Data in this exercise

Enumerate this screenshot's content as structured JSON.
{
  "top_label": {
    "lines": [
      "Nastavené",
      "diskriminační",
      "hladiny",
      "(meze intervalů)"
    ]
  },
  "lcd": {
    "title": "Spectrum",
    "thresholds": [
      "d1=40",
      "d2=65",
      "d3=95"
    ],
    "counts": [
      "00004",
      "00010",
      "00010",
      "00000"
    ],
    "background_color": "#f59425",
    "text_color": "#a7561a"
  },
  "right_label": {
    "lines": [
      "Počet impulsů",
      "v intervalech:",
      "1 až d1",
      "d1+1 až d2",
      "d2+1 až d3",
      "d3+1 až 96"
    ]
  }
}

Task to carry out
Copy the entries above exactly, leaving none out.

Response to this exercise
Enumerate this screenshot's content as structured JSON.
{
  "top_label": {
    "lines": [
      "Nastavené",
      "diskriminační",
      "hladiny",
      "(meze intervalů)"
    ]
  },
  "lcd": {
    "title": "Spectrum",
    "thresholds": [
      "d1=40",
      "d2=65",
      "d3=95"
    ],
    "counts": [
      "00004",
      "00010",
      "00010",
      "00000"
    ],
    "background_color": "#f59425",
    "text_color": "#a7561a"
  },
  "right_label": {
    "lines": [
      "Počet impulsů",
      "v intervalech:",
      "1 až d1",
      "d1+1 až d2",
      "d2+1 až d3",
      "d3+1 až 96"
    ]
  }
}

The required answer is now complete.